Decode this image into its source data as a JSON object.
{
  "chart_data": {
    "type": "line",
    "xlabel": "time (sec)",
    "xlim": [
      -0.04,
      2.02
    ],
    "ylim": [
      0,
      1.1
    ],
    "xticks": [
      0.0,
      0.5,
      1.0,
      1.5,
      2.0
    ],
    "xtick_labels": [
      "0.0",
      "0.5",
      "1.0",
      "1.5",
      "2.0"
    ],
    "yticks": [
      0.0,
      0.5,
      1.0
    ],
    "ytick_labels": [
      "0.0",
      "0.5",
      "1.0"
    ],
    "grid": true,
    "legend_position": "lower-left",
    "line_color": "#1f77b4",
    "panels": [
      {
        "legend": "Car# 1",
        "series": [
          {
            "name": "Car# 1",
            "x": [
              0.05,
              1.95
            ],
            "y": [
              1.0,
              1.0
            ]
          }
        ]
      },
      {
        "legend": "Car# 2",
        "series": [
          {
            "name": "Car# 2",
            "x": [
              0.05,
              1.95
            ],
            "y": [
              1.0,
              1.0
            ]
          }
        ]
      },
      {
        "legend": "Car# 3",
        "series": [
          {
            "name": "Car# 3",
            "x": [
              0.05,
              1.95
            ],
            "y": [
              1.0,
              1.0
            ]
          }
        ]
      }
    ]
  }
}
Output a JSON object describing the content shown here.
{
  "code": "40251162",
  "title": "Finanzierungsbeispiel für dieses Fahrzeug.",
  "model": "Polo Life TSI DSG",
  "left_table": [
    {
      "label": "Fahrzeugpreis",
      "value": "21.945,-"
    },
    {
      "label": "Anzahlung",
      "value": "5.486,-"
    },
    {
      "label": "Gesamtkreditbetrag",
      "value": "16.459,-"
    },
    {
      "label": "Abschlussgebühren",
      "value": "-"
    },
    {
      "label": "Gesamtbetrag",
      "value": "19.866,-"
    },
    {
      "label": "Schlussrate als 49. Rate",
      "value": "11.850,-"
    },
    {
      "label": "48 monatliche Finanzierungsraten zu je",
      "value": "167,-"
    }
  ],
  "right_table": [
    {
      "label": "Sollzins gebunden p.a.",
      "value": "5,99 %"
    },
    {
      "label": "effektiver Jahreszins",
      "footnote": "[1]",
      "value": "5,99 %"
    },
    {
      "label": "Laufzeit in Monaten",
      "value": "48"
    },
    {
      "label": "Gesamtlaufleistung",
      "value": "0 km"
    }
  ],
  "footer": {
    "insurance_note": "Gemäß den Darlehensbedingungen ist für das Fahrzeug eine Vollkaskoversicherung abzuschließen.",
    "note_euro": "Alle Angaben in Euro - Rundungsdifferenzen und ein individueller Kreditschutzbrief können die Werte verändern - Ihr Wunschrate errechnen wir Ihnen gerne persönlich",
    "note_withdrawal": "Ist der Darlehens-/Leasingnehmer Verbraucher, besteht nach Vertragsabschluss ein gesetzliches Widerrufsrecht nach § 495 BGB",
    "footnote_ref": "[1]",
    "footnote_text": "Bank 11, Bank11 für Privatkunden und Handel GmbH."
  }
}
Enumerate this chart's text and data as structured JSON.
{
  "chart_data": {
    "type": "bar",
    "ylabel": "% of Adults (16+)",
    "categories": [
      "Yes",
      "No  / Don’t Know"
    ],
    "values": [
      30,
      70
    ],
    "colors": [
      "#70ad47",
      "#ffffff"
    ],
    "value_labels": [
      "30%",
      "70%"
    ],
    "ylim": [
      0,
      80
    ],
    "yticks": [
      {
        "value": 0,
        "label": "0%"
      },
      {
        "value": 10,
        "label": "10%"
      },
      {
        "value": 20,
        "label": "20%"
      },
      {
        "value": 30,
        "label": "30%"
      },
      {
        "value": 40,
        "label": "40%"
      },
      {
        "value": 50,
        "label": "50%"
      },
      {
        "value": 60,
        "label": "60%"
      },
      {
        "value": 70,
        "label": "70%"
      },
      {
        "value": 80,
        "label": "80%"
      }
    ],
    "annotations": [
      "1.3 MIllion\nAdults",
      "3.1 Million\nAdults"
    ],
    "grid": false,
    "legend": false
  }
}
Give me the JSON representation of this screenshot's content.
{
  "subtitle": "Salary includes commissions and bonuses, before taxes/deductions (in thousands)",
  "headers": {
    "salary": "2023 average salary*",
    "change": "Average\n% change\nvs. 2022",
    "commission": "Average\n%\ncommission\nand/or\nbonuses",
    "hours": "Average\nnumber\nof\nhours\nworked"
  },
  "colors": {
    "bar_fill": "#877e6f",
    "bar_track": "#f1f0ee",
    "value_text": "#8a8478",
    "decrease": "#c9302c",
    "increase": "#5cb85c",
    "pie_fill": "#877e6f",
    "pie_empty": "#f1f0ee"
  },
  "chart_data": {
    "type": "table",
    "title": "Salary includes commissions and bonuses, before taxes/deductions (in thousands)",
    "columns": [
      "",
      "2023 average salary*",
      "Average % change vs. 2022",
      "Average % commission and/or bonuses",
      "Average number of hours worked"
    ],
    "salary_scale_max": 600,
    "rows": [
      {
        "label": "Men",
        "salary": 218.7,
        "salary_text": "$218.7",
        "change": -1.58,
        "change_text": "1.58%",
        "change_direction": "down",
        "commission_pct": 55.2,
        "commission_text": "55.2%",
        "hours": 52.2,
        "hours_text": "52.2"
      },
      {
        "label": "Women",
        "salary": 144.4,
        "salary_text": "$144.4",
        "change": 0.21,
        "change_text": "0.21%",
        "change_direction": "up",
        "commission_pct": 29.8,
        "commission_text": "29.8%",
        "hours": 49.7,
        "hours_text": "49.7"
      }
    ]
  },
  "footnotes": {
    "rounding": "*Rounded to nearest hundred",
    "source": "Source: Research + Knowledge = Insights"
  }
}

[REQUIREMENT]
Copy every line of the material, please, keeping it exactly the same.

[OUTPUT OF THE EXERCISE]
Decode this image into its source data as a JSON object.
{
  "chart_data": {
    "type": "line",
    "xlabel": "time (sec)",
    "xlim": [
      -0.04,
      2.02
    ],
    "ylim": [
      0,
      1.1
    ],
    "xticks": [
      0.0,
      0.5,
      1.0,
      1.5,
      2.0
    ],
    "xtick_labels": [
      "0.0",
      "0.5",
      "1.0",
      "1.5",
      "2.0"
    ],
    "yticks": [
      0.0,
      0.5,
      1.0
    ],
    "ytick_labels": [
      "0.0",
      "0.5",
      "1.0"
    ],
    "grid": true,
    "legend_position": "lower-left",
    "line_color": "#1f77b4",
    "panels": [
      {
        "legend": "Car# 1",
        "series": [
          {
            "name": "Car# 1",
            "x": [
              0.05,
              1.95
            ],
            "y": [
              1.0,
              1.0
            ]
          }
        ]
      },
      {
        "legend": "Car# 2",
        "series": [
          {
            "name": "Car# 2",
            "x": [
              0.05,
              1.95
            ],
            "y": [
              1.0,
              1.0
            ]
          }
        ]
      },
      {
        "legend": "Car# 3",
        "series": [
          {
            "name": "Car# 3",
            "x": [
              0.05,
              1.95
            ],
            "y": [
              1.0,
              1.0
            ]
          }
        ]
      }
    ]
  }
}
Output a JSON object describing the content shown here.
{
  "code": "40251162",
  "title": "Finanzierungsbeispiel für dieses Fahrzeug.",
  "model": "Polo Life TSI DSG",
  "left_table": [
    {
      "label": "Fahrzeugpreis",
      "value": "21.945,-"
    },
    {
      "label": "Anzahlung",
      "value": "5.486,-"
    },
    {
      "label": "Gesamtkreditbetrag",
      "value": "16.459,-"
    },
    {
      "label": "Abschlussgebühren",
      "value": "-"
    },
    {
      "label": "Gesamtbetrag",
      "value": "19.866,-"
    },
    {
      "label": "Schlussrate als 49. Rate",
      "value": "11.850,-"
    },
    {
      "label": "48 monatliche Finanzierungsraten zu je",
      "value": "167,-"
    }
  ],
  "right_table": [
    {
      "label": "Sollzins gebunden p.a.",
      "value": "5,99 %"
    },
    {
      "label": "effektiver Jahreszins",
      "footnote": "[1]",
      "value": "5,99 %"
    },
    {
      "label": "Laufzeit in Monaten",
      "value": "48"
    },
    {
      "label": "Gesamtlaufleistung",
      "value": "0 km"
    }
  ],
  "footer": {
    "insurance_note": "Gemäß den Darlehensbedingungen ist für das Fahrzeug eine Vollkaskoversicherung abzuschließen.",
    "note_euro": "Alle Angaben in Euro - Rundungsdifferenzen und ein individueller Kreditschutzbrief können die Werte verändern - Ihr Wunschrate errechnen wir Ihnen gerne persönlich",
    "note_withdrawal": "Ist der Darlehens-/Leasingnehmer Verbraucher, besteht nach Vertragsabschluss ein gesetzliches Widerrufsrecht nach § 495 BGB",
    "footnote_ref": "[1]",
    "footnote_text": "Bank 11, Bank11 für Privatkunden und Handel GmbH."
  }
}
Enumerate this chart's text and data as structured JSON.
{
  "chart_data": {
    "type": "bar",
    "ylabel": "% of Adults (16+)",
    "categories": [
      "Yes",
      "No  / Don’t Know"
    ],
    "values": [
      30,
      70
    ],
    "colors": [
      "#70ad47",
      "#ffffff"
    ],
    "value_labels": [
      "30%",
      "70%"
    ],
    "ylim": [
      0,
      80
    ],
    "yticks": [
      {
        "value": 0,
        "label": "0%"
      },
      {
        "value": 10,
        "label": "10%"
      },
      {
        "value": 20,
        "label": "20%"
      },
      {
        "value": 30,
        "label": "30%"
      },
      {
        "value": 40,
        "label": "40%"
      },
      {
        "value": 50,
        "label": "50%"
      },
      {
        "value": 60,
        "label": "60%"
      },
      {
        "value": 70,
        "label": "70%"
      },
      {
        "value": 80,
        "label": "80%"
      }
    ],
    "annotations": [
      "1.3 MIllion\nAdults",
      "3.1 Million\nAdults"
    ],
    "grid": false,
    "legend": false
  }
}
Give me the JSON representation of this screenshot's content.
{
  "subtitle": "Salary includes commissions and bonuses, before taxes/deductions (in thousands)",
  "headers": {
    "salary": "2023 average salary*",
    "change": "Average\n% change\nvs. 2022",
    "commission": "Average\n%\ncommission\nand/or\nbonuses",
    "hours": "Average\nnumber\nof\nhours\nworked"
  },
  "colors": {
    "bar_fill": "#877e6f",
    "bar_track": "#f1f0ee",
    "value_text": "#8a8478",
    "decrease": "#c9302c",
    "increase": "#5cb85c",
    "pie_fill": "#877e6f",
    "pie_empty": "#f1f0ee"
  },
  "chart_data": {
    "type": "table",
    "title": "Salary includes commissions and bonuses, before taxes/deductions (in thousands)",
    "columns": [
      "",
      "2023 average salary*",
      "Average % change vs. 2022",
      "Average % commission and/or bonuses",
      "Average number of hours worked"
    ],
    "salary_scale_max": 600,
    "rows": [
      {
        "label": "Men",
        "salary": 218.7,
        "salary_text": "$218.7",
        "change": -1.58,
        "change_text": "1.58%",
        "change_direction": "down",
        "commission_pct": 55.2,
        "commission_text": "55.2%",
        "hours": 52.2,
        "hours_text": "52.2"
      },
      {
        "label": "Women",
        "salary": 144.4,
        "salary_text": "$144.4",
        "change": 0.21,
        "change_text": "0.21%",
        "change_direction": "up",
        "commission_pct": 29.8,
        "commission_text": "29.8%",
        "hours": 49.7,
        "hours_text": "49.7"
      }
    ]
  },
  "footnotes": {
    "rounding": "*Rounded to nearest hundred",
    "source": "Source: Research + Knowledge = Insights"
  }
}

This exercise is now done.